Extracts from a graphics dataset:

==================================================

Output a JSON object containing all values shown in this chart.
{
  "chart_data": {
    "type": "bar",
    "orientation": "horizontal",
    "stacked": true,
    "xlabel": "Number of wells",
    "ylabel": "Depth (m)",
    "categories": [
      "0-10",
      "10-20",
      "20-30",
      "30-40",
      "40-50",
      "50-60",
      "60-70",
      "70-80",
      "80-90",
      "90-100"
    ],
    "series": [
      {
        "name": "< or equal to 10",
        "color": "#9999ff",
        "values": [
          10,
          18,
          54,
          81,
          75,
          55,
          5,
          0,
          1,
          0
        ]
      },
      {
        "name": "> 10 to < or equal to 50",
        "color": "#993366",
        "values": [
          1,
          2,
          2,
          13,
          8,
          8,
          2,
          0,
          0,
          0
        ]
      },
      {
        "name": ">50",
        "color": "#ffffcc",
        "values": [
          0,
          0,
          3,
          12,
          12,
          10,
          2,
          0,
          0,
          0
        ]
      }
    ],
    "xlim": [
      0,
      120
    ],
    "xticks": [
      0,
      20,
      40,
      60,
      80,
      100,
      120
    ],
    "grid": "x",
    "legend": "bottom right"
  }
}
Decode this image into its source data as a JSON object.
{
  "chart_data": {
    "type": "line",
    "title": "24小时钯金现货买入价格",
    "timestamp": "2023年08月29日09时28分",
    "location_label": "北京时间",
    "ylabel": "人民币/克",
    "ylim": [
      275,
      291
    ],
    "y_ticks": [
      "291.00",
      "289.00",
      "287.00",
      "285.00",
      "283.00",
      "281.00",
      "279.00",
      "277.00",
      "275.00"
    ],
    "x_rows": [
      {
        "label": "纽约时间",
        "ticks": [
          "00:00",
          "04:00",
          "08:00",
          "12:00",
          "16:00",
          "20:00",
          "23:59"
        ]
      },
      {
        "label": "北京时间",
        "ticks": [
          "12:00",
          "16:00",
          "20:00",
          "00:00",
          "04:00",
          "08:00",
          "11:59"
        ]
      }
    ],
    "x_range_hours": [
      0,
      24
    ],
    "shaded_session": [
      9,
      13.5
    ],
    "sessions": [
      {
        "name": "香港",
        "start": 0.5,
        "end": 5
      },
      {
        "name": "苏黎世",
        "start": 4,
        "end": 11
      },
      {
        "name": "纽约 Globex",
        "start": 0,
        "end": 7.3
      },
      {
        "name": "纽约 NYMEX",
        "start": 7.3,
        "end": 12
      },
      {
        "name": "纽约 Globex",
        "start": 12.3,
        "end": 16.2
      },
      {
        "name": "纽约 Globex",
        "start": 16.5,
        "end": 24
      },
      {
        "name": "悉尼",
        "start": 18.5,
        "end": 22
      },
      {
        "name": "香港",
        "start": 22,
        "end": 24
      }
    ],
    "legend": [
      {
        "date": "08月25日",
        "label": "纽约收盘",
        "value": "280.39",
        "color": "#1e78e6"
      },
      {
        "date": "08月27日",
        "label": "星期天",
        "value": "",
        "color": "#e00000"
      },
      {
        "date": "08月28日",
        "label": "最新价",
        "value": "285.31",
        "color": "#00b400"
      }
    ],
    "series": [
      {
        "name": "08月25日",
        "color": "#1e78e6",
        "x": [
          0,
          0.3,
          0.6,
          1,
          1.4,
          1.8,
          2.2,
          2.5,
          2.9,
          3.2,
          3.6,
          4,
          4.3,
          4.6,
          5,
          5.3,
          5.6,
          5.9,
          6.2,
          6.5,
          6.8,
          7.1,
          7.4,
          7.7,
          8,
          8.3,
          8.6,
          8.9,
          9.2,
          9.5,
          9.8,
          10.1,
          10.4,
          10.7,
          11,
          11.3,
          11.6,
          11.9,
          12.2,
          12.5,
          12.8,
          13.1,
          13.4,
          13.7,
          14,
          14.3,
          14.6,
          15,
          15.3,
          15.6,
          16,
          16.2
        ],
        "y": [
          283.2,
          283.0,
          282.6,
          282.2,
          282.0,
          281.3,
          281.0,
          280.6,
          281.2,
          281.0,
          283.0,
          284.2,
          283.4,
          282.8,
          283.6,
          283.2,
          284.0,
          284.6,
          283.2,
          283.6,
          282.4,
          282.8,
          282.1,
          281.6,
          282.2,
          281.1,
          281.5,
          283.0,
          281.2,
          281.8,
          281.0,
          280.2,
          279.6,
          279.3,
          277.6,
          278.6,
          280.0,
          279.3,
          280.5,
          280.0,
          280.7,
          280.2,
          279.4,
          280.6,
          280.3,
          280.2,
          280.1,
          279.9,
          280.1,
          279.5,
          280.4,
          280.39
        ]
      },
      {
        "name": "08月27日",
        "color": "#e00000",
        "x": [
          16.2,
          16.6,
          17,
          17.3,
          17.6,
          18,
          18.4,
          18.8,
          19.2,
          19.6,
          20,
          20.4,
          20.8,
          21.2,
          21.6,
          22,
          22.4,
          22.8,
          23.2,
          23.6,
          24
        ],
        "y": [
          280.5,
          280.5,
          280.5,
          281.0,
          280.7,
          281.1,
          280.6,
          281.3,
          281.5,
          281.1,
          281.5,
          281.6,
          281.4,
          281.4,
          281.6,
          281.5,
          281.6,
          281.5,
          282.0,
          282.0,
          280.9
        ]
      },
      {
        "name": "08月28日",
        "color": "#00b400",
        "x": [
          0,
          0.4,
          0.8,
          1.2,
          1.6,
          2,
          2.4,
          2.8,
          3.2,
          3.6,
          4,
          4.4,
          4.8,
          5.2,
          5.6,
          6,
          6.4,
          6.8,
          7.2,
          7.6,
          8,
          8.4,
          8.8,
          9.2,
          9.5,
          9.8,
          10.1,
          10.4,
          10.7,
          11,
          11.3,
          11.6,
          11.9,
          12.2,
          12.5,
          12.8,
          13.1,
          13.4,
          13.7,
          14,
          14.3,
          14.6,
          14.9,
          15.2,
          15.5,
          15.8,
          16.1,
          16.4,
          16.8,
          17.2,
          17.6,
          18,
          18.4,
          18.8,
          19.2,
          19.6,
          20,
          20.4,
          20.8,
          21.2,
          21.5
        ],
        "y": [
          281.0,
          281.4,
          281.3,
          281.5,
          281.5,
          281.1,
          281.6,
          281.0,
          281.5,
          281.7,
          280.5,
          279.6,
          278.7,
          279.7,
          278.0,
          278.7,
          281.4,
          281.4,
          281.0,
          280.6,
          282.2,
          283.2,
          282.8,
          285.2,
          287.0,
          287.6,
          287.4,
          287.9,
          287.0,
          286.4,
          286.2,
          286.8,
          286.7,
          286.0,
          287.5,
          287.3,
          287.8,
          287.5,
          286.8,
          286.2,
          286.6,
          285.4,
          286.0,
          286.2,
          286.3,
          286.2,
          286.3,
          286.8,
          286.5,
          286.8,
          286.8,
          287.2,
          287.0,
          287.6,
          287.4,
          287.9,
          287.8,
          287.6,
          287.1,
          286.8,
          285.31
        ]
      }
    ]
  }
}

==================================================

INSTRUCTIONS FOR THE TASK —
Collect the lines of the records that include the string "start".

FINISHED TASK —
        "start": 0.5,
        "start": 4,
        "start": 0,
        "start": 7.3,
        "start": 12.3,
        "start": 16.5,
        "start": 18.5,
        "start": 22,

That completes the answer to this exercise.